--- begin MATERIAL FOR THIS TASK ---

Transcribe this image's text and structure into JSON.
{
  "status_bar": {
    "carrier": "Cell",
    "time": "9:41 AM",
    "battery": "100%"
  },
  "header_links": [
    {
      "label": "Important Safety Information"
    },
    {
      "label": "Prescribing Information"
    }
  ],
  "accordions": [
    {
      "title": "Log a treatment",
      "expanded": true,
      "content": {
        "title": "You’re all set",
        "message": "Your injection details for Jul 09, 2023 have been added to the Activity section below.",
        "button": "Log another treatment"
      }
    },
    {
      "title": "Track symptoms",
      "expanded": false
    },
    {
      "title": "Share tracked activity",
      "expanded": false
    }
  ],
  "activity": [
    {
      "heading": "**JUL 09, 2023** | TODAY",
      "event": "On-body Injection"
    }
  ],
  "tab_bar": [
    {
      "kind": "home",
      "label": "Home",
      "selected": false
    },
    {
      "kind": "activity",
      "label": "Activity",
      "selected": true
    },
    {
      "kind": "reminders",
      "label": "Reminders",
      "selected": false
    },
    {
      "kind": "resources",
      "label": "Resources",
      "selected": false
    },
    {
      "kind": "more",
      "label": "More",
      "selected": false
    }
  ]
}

--- end MATERIAL FOR THIS TASK ---
--- begin MATERIAL FOR THIS TASK ---

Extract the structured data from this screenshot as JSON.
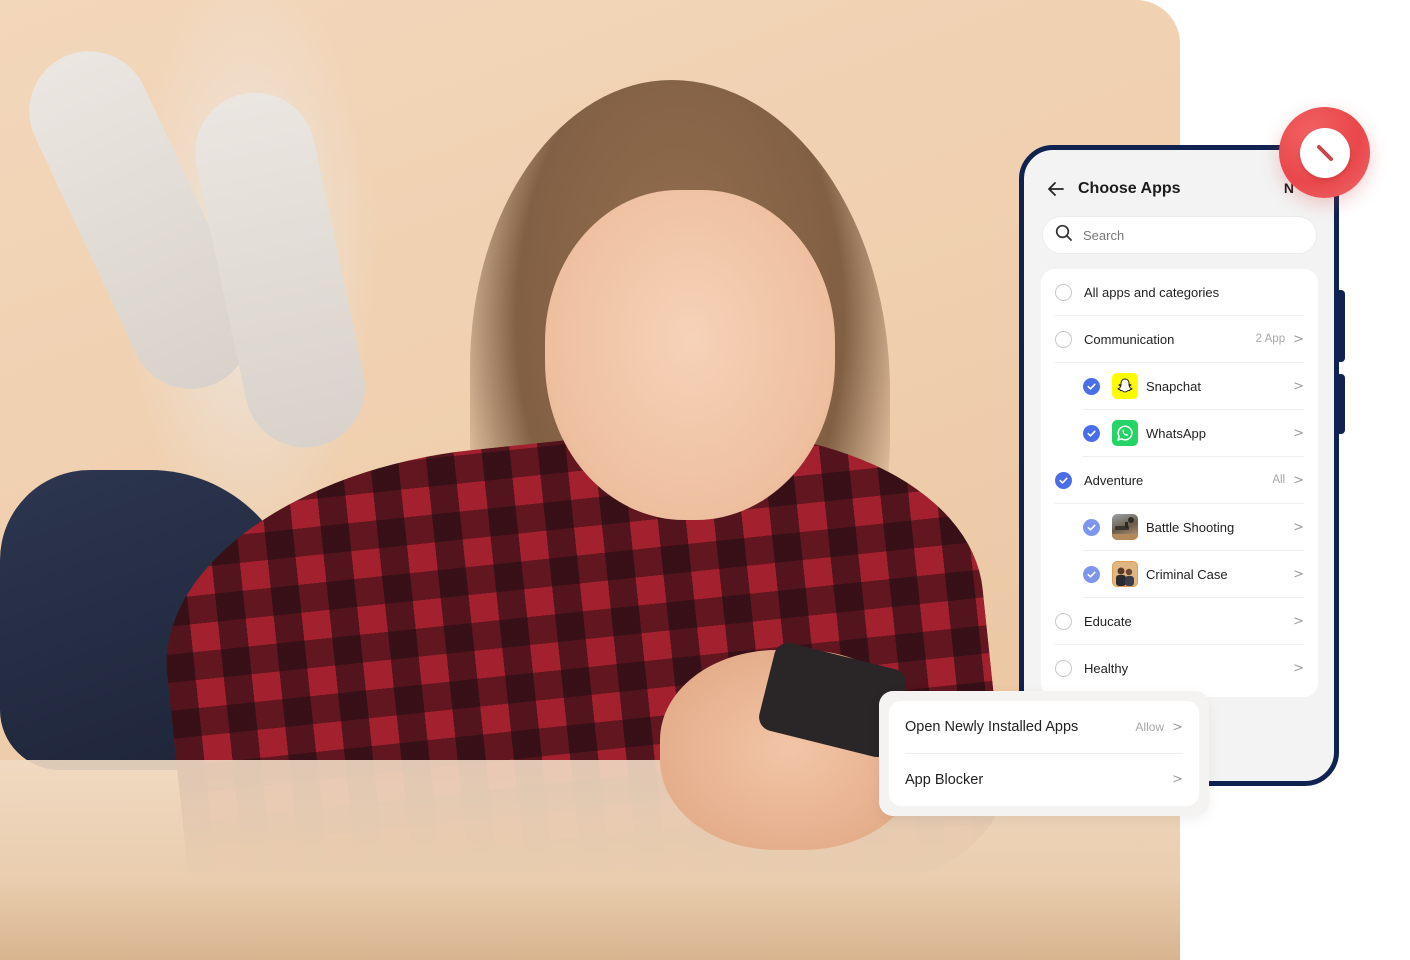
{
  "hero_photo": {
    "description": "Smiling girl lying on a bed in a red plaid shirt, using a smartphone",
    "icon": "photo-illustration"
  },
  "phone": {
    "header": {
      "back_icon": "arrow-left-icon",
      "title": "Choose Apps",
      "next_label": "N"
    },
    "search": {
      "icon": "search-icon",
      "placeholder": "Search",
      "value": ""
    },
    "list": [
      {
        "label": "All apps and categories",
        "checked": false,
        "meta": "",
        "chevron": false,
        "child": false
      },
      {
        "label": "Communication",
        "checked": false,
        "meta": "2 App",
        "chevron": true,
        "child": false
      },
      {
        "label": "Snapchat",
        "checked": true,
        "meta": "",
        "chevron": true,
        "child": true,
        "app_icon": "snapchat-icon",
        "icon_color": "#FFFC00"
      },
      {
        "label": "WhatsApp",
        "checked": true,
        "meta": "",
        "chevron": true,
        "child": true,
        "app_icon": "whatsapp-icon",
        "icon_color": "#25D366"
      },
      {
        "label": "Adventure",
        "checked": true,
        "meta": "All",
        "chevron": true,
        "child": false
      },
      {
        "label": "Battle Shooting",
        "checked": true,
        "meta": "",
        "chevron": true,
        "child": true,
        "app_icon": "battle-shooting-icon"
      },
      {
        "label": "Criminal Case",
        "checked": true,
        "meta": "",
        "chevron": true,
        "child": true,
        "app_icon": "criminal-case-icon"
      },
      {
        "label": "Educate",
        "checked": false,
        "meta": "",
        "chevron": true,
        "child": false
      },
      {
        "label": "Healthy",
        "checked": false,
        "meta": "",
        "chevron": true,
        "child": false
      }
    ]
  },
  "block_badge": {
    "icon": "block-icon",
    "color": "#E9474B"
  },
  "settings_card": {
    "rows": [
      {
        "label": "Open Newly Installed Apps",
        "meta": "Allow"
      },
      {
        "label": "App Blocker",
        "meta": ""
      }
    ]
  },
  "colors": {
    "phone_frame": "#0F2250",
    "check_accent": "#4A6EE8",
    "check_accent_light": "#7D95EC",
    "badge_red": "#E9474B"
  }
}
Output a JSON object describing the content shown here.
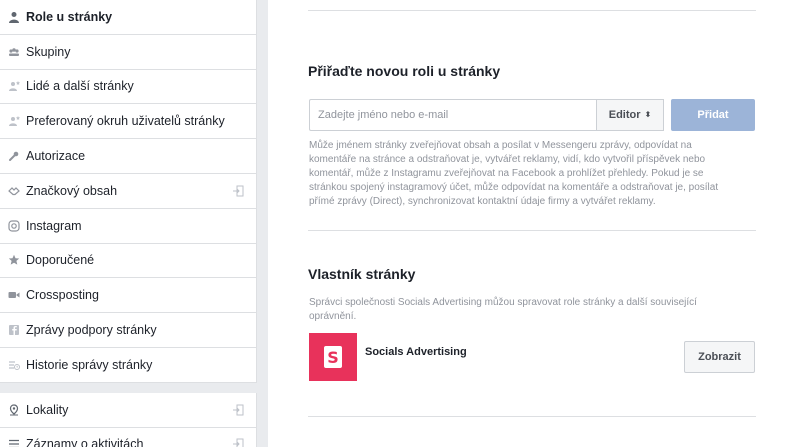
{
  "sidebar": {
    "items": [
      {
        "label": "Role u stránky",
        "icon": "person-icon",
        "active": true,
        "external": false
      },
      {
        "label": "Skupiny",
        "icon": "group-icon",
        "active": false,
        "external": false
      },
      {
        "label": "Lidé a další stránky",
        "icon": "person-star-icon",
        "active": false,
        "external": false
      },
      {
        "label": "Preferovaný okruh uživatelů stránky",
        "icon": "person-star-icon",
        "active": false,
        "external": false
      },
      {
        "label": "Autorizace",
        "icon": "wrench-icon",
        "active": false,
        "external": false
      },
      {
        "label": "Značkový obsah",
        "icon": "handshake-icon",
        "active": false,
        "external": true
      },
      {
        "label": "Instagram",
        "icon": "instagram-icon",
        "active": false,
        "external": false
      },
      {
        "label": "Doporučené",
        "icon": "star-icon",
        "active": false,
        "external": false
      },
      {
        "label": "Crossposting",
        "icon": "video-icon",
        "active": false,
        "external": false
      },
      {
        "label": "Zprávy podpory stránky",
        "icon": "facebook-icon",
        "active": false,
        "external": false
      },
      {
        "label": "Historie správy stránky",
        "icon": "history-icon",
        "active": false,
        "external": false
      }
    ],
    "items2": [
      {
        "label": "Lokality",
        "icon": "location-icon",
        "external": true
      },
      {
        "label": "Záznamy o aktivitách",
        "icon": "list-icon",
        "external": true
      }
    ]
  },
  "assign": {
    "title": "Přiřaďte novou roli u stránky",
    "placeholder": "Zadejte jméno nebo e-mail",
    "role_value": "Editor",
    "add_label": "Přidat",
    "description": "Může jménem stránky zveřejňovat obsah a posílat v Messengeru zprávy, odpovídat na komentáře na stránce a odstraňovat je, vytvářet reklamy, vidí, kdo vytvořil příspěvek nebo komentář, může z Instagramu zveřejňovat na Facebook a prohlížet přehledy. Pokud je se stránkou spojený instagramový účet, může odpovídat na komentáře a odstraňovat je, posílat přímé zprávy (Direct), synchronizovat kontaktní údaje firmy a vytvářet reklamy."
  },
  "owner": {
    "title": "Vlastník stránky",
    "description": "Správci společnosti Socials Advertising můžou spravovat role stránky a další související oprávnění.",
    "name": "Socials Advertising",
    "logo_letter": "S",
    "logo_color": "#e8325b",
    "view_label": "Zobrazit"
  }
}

--- end MATERIAL FOR THIS TASK ---

## [REQUIREMENT]
Tally the lines of the preceding listing in which the word "nebo" appears; state nothing but the total.

## [ANSWER TO THE EXERCISE]
2